- **Exercise directions**:
What follows is a set of entries. Repeat them exactly, but not their pictures.
──────────────────────────────
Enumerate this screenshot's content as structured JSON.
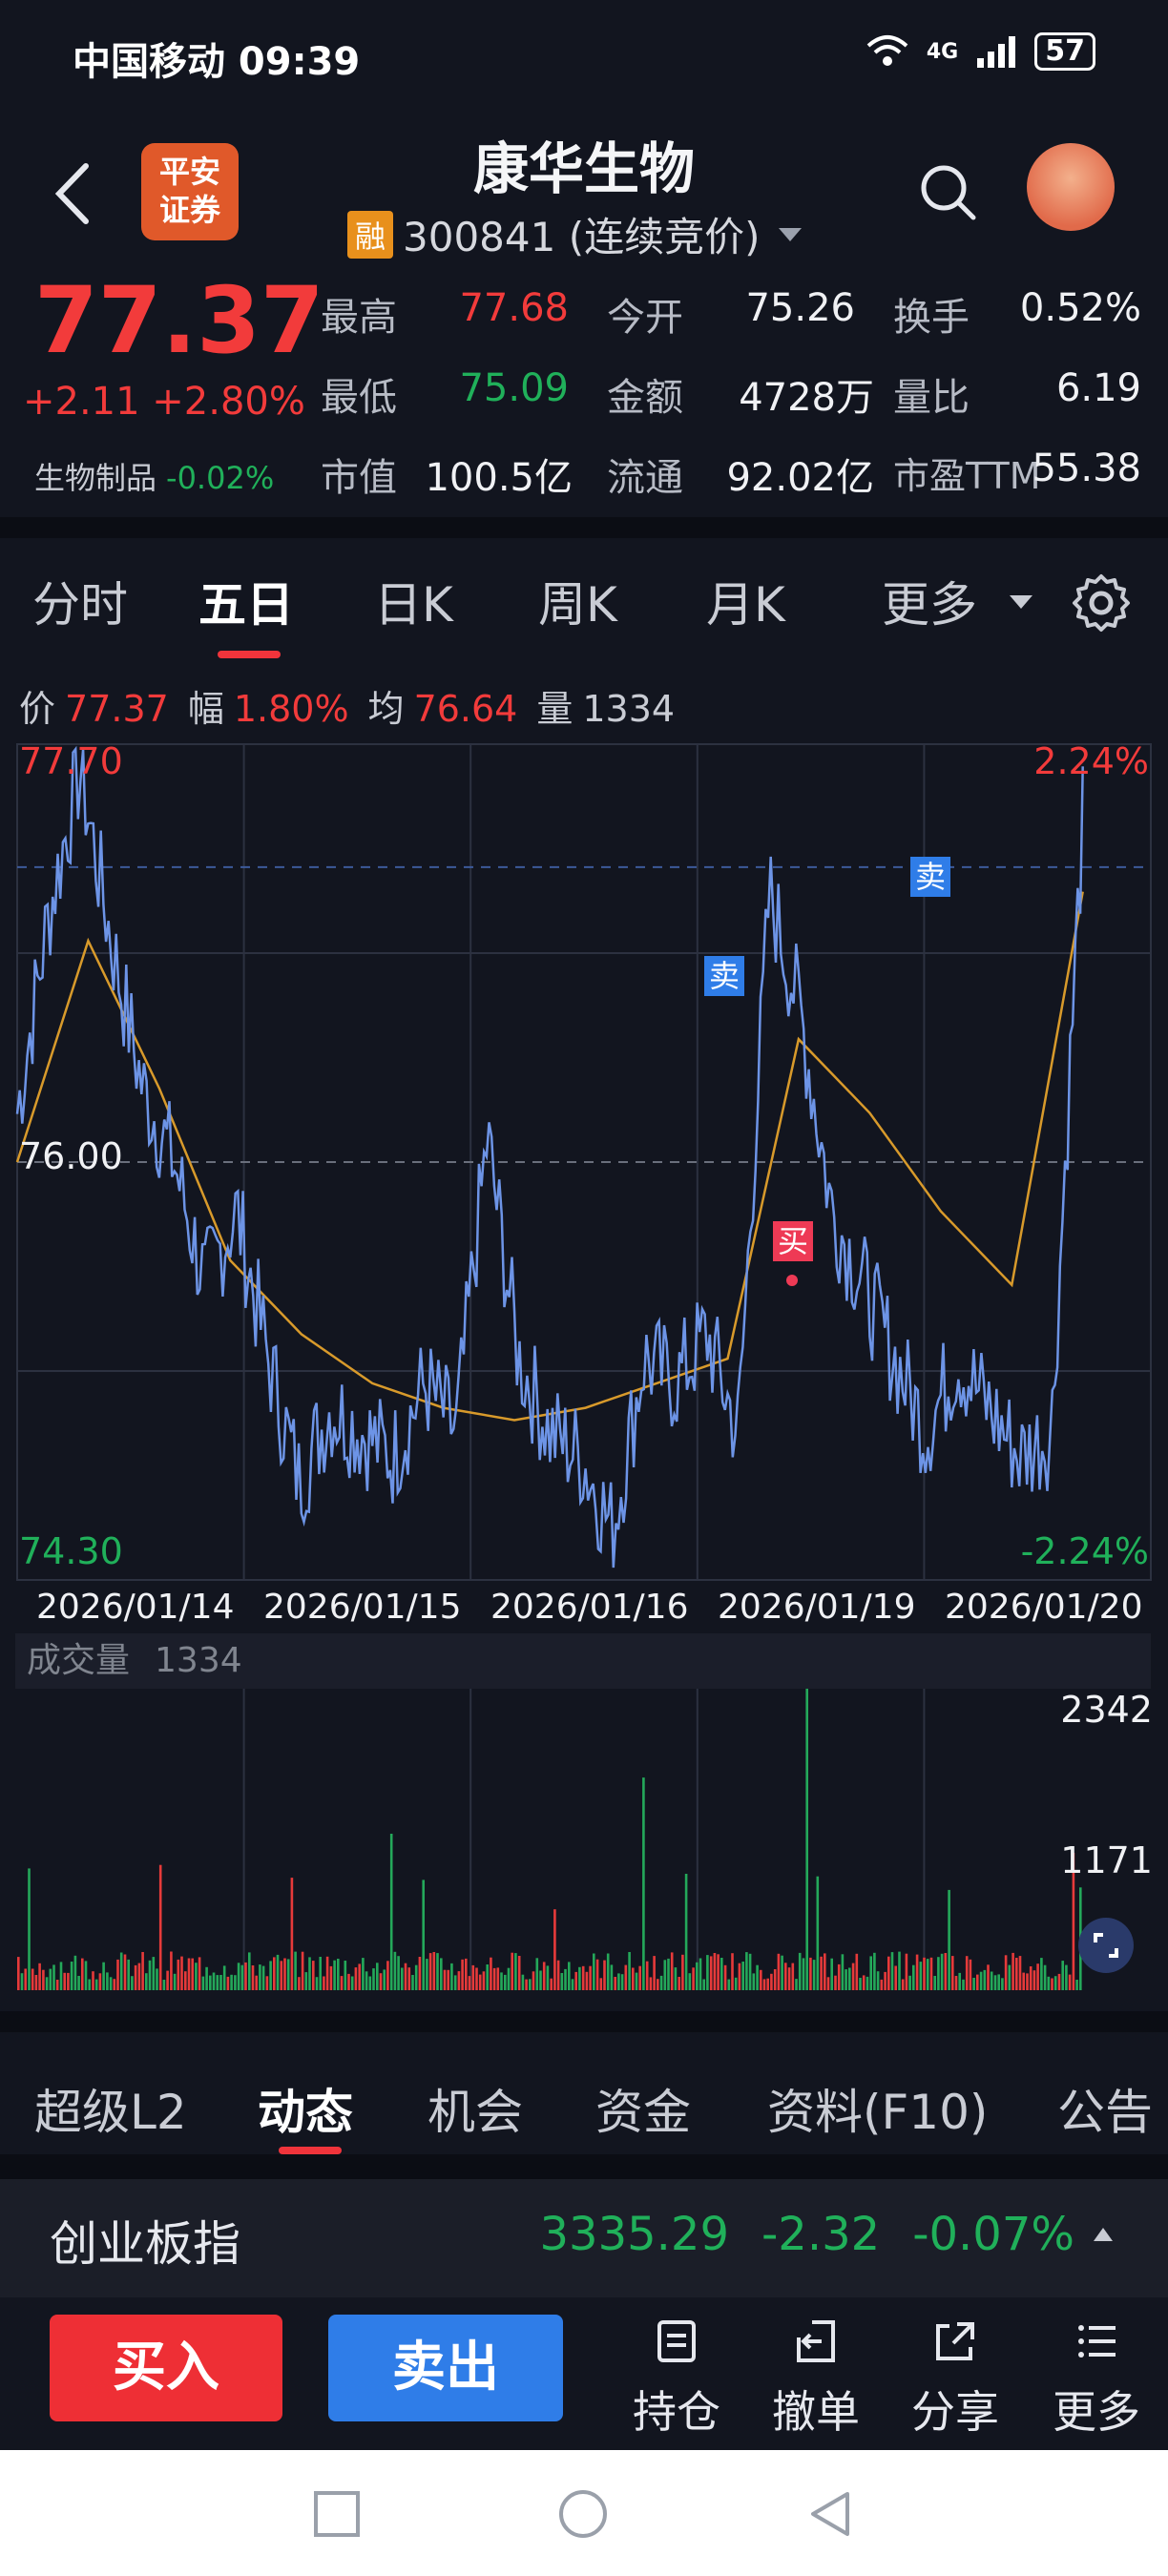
{
  "status": {
    "carrier_time": "中国移动 09:39",
    "net_badge": "4G",
    "battery": "57"
  },
  "header": {
    "logo_text": "平安\n证券",
    "name": "康华生物",
    "rong": "融",
    "code": "300841 (连续竞价)"
  },
  "quote": {
    "price": "77.37",
    "change": "+2.11  +2.80%",
    "sector_name": "生物制品",
    "sector_change": "-0.02%",
    "rows": [
      [
        {
          "l": "最高",
          "v": "77.68",
          "c": "red"
        },
        {
          "l": "今开",
          "v": "75.26",
          "c": "white"
        },
        {
          "l": "换手",
          "v": "0.52%",
          "c": "white"
        }
      ],
      [
        {
          "l": "最低",
          "v": "75.09",
          "c": "green"
        },
        {
          "l": "金额",
          "v": "4728万",
          "c": "white"
        },
        {
          "l": "量比",
          "v": "6.19",
          "c": "white"
        }
      ],
      [
        {
          "l": "市值",
          "v": "100.5亿",
          "c": "white"
        },
        {
          "l": "流通",
          "v": "92.02亿",
          "c": "white"
        },
        {
          "l": "市盈TTM",
          "v": "55.38",
          "c": "white"
        }
      ]
    ]
  },
  "tabs": [
    "分时",
    "五日",
    "日K",
    "周K",
    "月K",
    "更多"
  ],
  "info": {
    "price_label": "价",
    "price": "77.37",
    "amp_label": "幅",
    "amp": "1.80%",
    "avg_label": "均",
    "avg": "76.64",
    "vol_label": "量",
    "vol": "1334"
  },
  "chart_labels": {
    "top_price": "77.70",
    "mid_price": "76.00",
    "bottom_price": "74.30",
    "top_pct": "2.24%",
    "bottom_pct": "-2.24%",
    "sell": "卖",
    "buy": "买"
  },
  "volume": {
    "title": "成交量",
    "value": "1334",
    "max": "2342",
    "mid": "1171"
  },
  "chart_data": {
    "type": "line",
    "x": [
      "2026/01/14",
      "2026/01/15",
      "2026/01/16",
      "2026/01/19",
      "2026/01/20"
    ],
    "ylim": [
      74.3,
      77.7
    ],
    "reference": 76.0,
    "pct_range": [
      "-2.24%",
      "2.24%"
    ],
    "series": [
      {
        "values": [
          76.2,
          77.0,
          77.6,
          76.9,
          76.3,
          76.0,
          75.5,
          75.8,
          75.2,
          74.7,
          75.0,
          74.9,
          74.8,
          75.1,
          74.9,
          76.1,
          75.2,
          74.9,
          74.8,
          74.5,
          75.2,
          75.1,
          75.3,
          74.9,
          77.1,
          76.6,
          75.8,
          75.5,
          75.2,
          74.9,
          75.2,
          75.0,
          74.8,
          74.9,
          77.4
        ]
      },
      {
        "values": [
          76.0,
          76.9,
          76.3,
          75.6,
          75.3,
          75.1,
          75.0,
          74.95,
          75.0,
          75.1,
          75.2,
          76.5,
          76.2,
          75.8,
          75.5,
          77.1
        ]
      }
    ],
    "volume_ylim": [
      0,
      2342
    ],
    "volume_peaks": [
      2342,
      1631,
      1171
    ]
  },
  "tabs2": [
    "超级L2",
    "动态",
    "机会",
    "资金",
    "资料(F10)",
    "公告"
  ],
  "index": {
    "name": "创业板指",
    "value": "3335.29",
    "change": "-2.32",
    "pct": "-0.07%"
  },
  "trade": {
    "buy": "买入",
    "sell": "卖出",
    "actions": [
      "持仓",
      "撤单",
      "分享",
      "更多"
    ]
  }
}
──────────────────────────────
- **Problem solution**:
Enumerate this screenshot's content as structured JSON.
{
  "status": {
    "carrier_time": "中国移动 09:39",
    "net_badge": "4G",
    "battery": "57"
  },
  "header": {
    "logo_text": "平安\n证券",
    "name": "康华生物",
    "rong": "融",
    "code": "300841 (连续竞价)"
  },
  "quote": {
    "price": "77.37",
    "change": "+2.11  +2.80%",
    "sector_name": "生物制品",
    "sector_change": "-0.02%",
    "rows": [
      [
        {
          "l": "最高",
          "v": "77.68",
          "c": "red"
        },
        {
          "l": "今开",
          "v": "75.26",
          "c": "white"
        },
        {
          "l": "换手",
          "v": "0.52%",
          "c": "white"
        }
      ],
      [
        {
          "l": "最低",
          "v": "75.09",
          "c": "green"
        },
        {
          "l": "金额",
          "v": "4728万",
          "c": "white"
        },
        {
          "l": "量比",
          "v": "6.19",
          "c": "white"
        }
      ],
      [
        {
          "l": "市值",
          "v": "100.5亿",
          "c": "white"
        },
        {
          "l": "流通",
          "v": "92.02亿",
          "c": "white"
        },
        {
          "l": "市盈TTM",
          "v": "55.38",
          "c": "white"
        }
      ]
    ]
  },
  "tabs": [
    "分时",
    "五日",
    "日K",
    "周K",
    "月K",
    "更多"
  ],
  "info": {
    "price_label": "价",
    "price": "77.37",
    "amp_label": "幅",
    "amp": "1.80%",
    "avg_label": "均",
    "avg": "76.64",
    "vol_label": "量",
    "vol": "1334"
  },
  "chart_labels": {
    "top_price": "77.70",
    "mid_price": "76.00",
    "bottom_price": "74.30",
    "top_pct": "2.24%",
    "bottom_pct": "-2.24%",
    "sell": "卖",
    "buy": "买"
  },
  "volume": {
    "title": "成交量",
    "value": "1334",
    "max": "2342",
    "mid": "1171"
  },
  "chart_data": {
    "type": "line",
    "x": [
      "2026/01/14",
      "2026/01/15",
      "2026/01/16",
      "2026/01/19",
      "2026/01/20"
    ],
    "ylim": [
      74.3,
      77.7
    ],
    "reference": 76.0,
    "pct_range": [
      "-2.24%",
      "2.24%"
    ],
    "series": [
      {
        "values": [
          76.2,
          77.0,
          77.6,
          76.9,
          76.3,
          76.0,
          75.5,
          75.8,
          75.2,
          74.7,
          75.0,
          74.9,
          74.8,
          75.1,
          74.9,
          76.1,
          75.2,
          74.9,
          74.8,
          74.5,
          75.2,
          75.1,
          75.3,
          74.9,
          77.1,
          76.6,
          75.8,
          75.5,
          75.2,
          74.9,
          75.2,
          75.0,
          74.8,
          74.9,
          77.4
        ]
      },
      {
        "values": [
          76.0,
          76.9,
          76.3,
          75.6,
          75.3,
          75.1,
          75.0,
          74.95,
          75.0,
          75.1,
          75.2,
          76.5,
          76.2,
          75.8,
          75.5,
          77.1
        ]
      }
    ],
    "volume_ylim": [
      0,
      2342
    ],
    "volume_peaks": [
      2342,
      1631,
      1171
    ]
  },
  "tabs2": [
    "超级L2",
    "动态",
    "机会",
    "资金",
    "资料(F10)",
    "公告"
  ],
  "index": {
    "name": "创业板指",
    "value": "3335.29",
    "change": "-2.32",
    "pct": "-0.07%"
  },
  "trade": {
    "buy": "买入",
    "sell": "卖出",
    "actions": [
      "持仓",
      "撤单",
      "分享",
      "更多"
    ]
  }
}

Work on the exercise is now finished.